* [TASK REQUIREMENTS]: Reproduce the listing that follows with no differences at all.

(Data extracted from a collection)
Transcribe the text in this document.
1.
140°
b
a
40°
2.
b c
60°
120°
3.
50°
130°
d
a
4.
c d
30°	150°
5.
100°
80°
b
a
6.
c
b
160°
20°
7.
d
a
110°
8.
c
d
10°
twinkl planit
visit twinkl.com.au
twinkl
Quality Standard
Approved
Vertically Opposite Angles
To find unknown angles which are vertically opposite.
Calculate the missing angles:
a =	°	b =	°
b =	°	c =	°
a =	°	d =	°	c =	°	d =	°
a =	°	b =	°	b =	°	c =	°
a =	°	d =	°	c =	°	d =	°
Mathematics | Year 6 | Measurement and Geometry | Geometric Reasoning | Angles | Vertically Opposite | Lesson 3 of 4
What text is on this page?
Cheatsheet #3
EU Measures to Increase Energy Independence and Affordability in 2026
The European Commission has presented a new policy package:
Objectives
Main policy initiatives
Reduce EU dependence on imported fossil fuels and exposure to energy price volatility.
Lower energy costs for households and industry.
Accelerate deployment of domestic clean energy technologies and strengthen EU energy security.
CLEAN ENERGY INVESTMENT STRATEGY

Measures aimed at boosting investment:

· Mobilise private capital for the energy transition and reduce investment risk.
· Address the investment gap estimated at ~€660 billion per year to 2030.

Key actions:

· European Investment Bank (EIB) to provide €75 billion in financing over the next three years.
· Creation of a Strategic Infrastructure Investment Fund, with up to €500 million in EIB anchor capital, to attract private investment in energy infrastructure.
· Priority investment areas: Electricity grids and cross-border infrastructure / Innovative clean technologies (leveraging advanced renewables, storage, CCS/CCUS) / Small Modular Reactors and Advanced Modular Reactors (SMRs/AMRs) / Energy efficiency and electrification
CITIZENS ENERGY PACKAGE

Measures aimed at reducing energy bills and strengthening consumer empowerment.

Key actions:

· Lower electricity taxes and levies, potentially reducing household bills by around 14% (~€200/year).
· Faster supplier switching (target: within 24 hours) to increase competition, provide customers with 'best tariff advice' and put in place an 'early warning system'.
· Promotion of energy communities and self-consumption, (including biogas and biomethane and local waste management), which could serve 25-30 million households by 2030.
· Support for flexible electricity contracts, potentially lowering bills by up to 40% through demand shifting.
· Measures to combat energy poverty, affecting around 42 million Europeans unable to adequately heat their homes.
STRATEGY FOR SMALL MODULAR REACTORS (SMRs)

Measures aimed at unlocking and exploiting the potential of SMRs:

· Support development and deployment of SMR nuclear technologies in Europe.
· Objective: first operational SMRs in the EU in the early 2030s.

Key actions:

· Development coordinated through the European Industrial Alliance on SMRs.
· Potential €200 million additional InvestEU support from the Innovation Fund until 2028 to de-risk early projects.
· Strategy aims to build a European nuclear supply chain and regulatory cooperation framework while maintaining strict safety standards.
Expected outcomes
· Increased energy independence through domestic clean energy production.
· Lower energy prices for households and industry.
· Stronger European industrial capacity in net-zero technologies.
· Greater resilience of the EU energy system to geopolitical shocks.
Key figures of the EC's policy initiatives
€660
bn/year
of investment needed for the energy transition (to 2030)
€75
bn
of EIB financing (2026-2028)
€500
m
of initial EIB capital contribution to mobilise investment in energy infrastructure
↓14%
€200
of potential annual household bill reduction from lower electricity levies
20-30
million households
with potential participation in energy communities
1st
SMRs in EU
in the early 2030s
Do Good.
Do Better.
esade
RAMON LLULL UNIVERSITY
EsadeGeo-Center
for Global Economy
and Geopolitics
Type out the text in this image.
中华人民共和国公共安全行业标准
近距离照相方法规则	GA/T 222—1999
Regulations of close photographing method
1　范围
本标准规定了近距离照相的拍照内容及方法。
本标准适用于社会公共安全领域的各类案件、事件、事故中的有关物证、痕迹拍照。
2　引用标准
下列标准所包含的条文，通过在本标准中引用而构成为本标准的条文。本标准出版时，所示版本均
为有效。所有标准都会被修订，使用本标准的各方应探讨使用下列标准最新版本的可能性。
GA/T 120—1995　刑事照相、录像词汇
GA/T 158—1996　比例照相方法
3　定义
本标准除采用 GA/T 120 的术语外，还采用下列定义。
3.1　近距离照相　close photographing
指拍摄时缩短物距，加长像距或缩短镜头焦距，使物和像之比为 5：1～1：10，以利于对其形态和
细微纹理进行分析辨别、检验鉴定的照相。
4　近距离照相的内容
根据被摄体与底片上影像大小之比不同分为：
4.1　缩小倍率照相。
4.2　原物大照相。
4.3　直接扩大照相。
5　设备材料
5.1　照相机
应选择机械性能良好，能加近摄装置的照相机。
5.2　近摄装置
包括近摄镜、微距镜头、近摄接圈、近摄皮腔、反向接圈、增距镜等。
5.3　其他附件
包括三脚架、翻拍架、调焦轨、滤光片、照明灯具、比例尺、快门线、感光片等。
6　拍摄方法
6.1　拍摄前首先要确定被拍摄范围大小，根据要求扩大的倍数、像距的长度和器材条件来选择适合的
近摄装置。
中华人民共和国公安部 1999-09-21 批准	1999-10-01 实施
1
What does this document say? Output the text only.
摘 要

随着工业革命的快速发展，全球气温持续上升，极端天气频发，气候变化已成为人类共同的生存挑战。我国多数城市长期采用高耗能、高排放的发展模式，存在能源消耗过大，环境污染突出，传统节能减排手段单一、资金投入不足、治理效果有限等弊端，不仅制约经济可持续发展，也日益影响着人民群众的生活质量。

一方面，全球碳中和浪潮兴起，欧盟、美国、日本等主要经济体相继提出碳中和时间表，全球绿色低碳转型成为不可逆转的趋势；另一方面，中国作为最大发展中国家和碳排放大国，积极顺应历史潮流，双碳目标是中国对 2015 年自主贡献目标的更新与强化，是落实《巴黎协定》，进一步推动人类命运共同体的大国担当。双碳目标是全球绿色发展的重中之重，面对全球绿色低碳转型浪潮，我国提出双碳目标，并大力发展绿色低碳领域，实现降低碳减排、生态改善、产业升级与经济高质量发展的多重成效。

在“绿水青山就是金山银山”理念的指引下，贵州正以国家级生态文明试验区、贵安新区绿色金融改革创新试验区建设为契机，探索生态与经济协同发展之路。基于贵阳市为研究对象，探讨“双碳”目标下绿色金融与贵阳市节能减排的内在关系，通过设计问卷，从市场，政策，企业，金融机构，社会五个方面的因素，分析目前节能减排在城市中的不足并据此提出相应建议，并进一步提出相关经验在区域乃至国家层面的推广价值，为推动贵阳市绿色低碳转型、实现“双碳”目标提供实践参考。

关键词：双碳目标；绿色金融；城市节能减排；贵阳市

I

* [ANSWER BELOW]:
Transcribe the text in this document.
1.
140°
b
a
40°
2.
b c
60°
120°
3.
50°
130°
d
a
4.
c d
30°	150°
5.
100°
80°
b
a
6.
c
b
160°
20°
7.
d
a
110°
8.
c
d
10°
twinkl planit
visit twinkl.com.au
twinkl
Quality Standard
Approved
Vertically Opposite Angles
To find unknown angles which are vertically opposite.
Calculate the missing angles:
a =	°	b =	°
b =	°	c =	°
a =	°	d =	°	c =	°	d =	°
a =	°	b =	°	b =	°	c =	°
a =	°	d =	°	c =	°	d =	°
Mathematics | Year 6 | Measurement and Geometry | Geometric Reasoning | Angles | Vertically Opposite | Lesson 3 of 4
What text is on this page?
Cheatsheet #3
EU Measures to Increase Energy Independence and Affordability in 2026
The European Commission has presented a new policy package:
Objectives
Main policy initiatives
Reduce EU dependence on imported fossil fuels and exposure to energy price volatility.
Lower energy costs for households and industry.
Accelerate deployment of domestic clean energy technologies and strengthen EU energy security.
CLEAN ENERGY INVESTMENT STRATEGY

Measures aimed at boosting investment:

· Mobilise private capital for the energy transition and reduce investment risk.
· Address the investment gap estimated at ~€660 billion per year to 2030.

Key actions:

· European Investment Bank (EIB) to provide €75 billion in financing over the next three years.
· Creation of a Strategic Infrastructure Investment Fund, with up to €500 million in EIB anchor capital, to attract private investment in energy infrastructure.
· Priority investment areas: Electricity grids and cross-border infrastructure / Innovative clean technologies (leveraging advanced renewables, storage, CCS/CCUS) / Small Modular Reactors and Advanced Modular Reactors (SMRs/AMRs) / Energy efficiency and electrification
CITIZENS ENERGY PACKAGE

Measures aimed at reducing energy bills and strengthening consumer empowerment.

Key actions:

· Lower electricity taxes and levies, potentially reducing household bills by around 14% (~€200/year).
· Faster supplier switching (target: within 24 hours) to increase competition, provide customers with 'best tariff advice' and put in place an 'early warning system'.
· Promotion of energy communities and self-consumption, (including biogas and biomethane and local waste management), which could serve 25-30 million households by 2030.
· Support for flexible electricity contracts, potentially lowering bills by up to 40% through demand shifting.
· Measures to combat energy poverty, affecting around 42 million Europeans unable to adequately heat their homes.
STRATEGY FOR SMALL MODULAR REACTORS (SMRs)

Measures aimed at unlocking and exploiting the potential of SMRs:

· Support development and deployment of SMR nuclear technologies in Europe.
· Objective: first operational SMRs in the EU in the early 2030s.

Key actions:

· Development coordinated through the European Industrial Alliance on SMRs.
· Potential €200 million additional InvestEU support from the Innovation Fund until 2028 to de-risk early projects.
· Strategy aims to build a European nuclear supply chain and regulatory cooperation framework while maintaining strict safety standards.
Expected outcomes
· Increased energy independence through domestic clean energy production.
· Lower energy prices for households and industry.
· Stronger European industrial capacity in net-zero technologies.
· Greater resilience of the EU energy system to geopolitical shocks.
Key figures of the EC's policy initiatives
€660
bn/year
of investment needed for the energy transition (to 2030)
€75
bn
of EIB financing (2026-2028)
€500
m
of initial EIB capital contribution to mobilise investment in energy infrastructure
↓14%
€200
of potential annual household bill reduction from lower electricity levies
20-30
million households
with potential participation in energy communities
1st
SMRs in EU
in the early 2030s
Do Good.
Do Better.
esade
RAMON LLULL UNIVERSITY
EsadeGeo-Center
for Global Economy
and Geopolitics
Type out the text in this image.
中华人民共和国公共安全行业标准
近距离照相方法规则	GA/T 222—1999
Regulations of close photographing method
1　范围
本标准规定了近距离照相的拍照内容及方法。
本标准适用于社会公共安全领域的各类案件、事件、事故中的有关物证、痕迹拍照。
2　引用标准
下列标准所包含的条文，通过在本标准中引用而构成为本标准的条文。本标准出版时，所示版本均
为有效。所有标准都会被修订，使用本标准的各方应探讨使用下列标准最新版本的可能性。
GA/T 120—1995　刑事照相、录像词汇
GA/T 158—1996　比例照相方法
3　定义
本标准除采用 GA/T 120 的术语外，还采用下列定义。
3.1　近距离照相　close photographing
指拍摄时缩短物距，加长像距或缩短镜头焦距，使物和像之比为 5：1～1：10，以利于对其形态和
细微纹理进行分析辨别、检验鉴定的照相。
4　近距离照相的内容
根据被摄体与底片上影像大小之比不同分为：
4.1　缩小倍率照相。
4.2　原物大照相。
4.3　直接扩大照相。
5　设备材料
5.1　照相机
应选择机械性能良好，能加近摄装置的照相机。
5.2　近摄装置
包括近摄镜、微距镜头、近摄接圈、近摄皮腔、反向接圈、增距镜等。
5.3　其他附件
包括三脚架、翻拍架、调焦轨、滤光片、照明灯具、比例尺、快门线、感光片等。
6　拍摄方法
6.1　拍摄前首先要确定被拍摄范围大小，根据要求扩大的倍数、像距的长度和器材条件来选择适合的
近摄装置。
中华人民共和国公安部 1999-09-21 批准	1999-10-01 实施
1
What does this document say? Output the text only.
摘 要

随着工业革命的快速发展，全球气温持续上升，极端天气频发，气候变化已成为人类共同的生存挑战。我国多数城市长期采用高耗能、高排放的发展模式，存在能源消耗过大，环境污染突出，传统节能减排手段单一、资金投入不足、治理效果有限等弊端，不仅制约经济可持续发展，也日益影响着人民群众的生活质量。

一方面，全球碳中和浪潮兴起，欧盟、美国、日本等主要经济体相继提出碳中和时间表，全球绿色低碳转型成为不可逆转的趋势；另一方面，中国作为最大发展中国家和碳排放大国，积极顺应历史潮流，双碳目标是中国对 2015 年自主贡献目标的更新与强化，是落实《巴黎协定》，进一步推动人类命运共同体的大国担当。双碳目标是全球绿色发展的重中之重，面对全球绿色低碳转型浪潮，我国提出双碳目标，并大力发展绿色低碳领域，实现降低碳减排、生态改善、产业升级与经济高质量发展的多重成效。

在“绿水青山就是金山银山”理念的指引下，贵州正以国家级生态文明试验区、贵安新区绿色金融改革创新试验区建设为契机，探索生态与经济协同发展之路。基于贵阳市为研究对象，探讨“双碳”目标下绿色金融与贵阳市节能减排的内在关系，通过设计问卷，从市场，政策，企业，金融机构，社会五个方面的因素，分析目前节能减排在城市中的不足并据此提出相应建议，并进一步提出相关经验在区域乃至国家层面的推广价值，为推动贵阳市绿色低碳转型、实现“双碳”目标提供实践参考。

关键词：双碳目标；绿色金融；城市节能减排；贵阳市

I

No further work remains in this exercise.